**** DATA IN THIS EXERCISE ****
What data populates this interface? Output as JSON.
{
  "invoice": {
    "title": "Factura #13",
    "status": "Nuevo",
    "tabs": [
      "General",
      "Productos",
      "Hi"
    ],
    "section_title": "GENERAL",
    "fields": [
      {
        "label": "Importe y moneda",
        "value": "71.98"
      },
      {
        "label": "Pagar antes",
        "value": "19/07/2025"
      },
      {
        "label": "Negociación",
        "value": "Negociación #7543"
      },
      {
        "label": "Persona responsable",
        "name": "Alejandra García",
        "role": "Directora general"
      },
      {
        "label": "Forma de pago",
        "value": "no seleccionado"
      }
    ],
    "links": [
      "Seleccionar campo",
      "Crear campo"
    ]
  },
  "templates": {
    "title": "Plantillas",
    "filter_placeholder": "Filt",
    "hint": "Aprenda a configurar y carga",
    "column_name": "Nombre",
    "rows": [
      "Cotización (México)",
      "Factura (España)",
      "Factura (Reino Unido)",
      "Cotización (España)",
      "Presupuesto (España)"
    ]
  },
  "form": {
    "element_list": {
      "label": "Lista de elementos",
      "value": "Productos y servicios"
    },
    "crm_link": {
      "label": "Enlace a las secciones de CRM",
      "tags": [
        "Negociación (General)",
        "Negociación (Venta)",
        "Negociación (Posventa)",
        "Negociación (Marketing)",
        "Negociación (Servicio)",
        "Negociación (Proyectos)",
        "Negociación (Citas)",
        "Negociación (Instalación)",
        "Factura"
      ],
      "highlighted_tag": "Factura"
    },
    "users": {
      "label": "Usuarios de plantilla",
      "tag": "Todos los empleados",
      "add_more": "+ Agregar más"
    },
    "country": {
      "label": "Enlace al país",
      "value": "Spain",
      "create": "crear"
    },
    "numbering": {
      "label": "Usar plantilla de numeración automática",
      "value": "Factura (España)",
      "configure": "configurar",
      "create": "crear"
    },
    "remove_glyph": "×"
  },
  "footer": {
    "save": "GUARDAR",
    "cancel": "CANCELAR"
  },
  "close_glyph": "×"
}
****
Look through the entries above and report each line where the string "Enlace" occurs.

## SOLUTION TO THIS PROBLEM
      "label": "Enlace a las secciones de CRM",
      "label": "Enlace al país",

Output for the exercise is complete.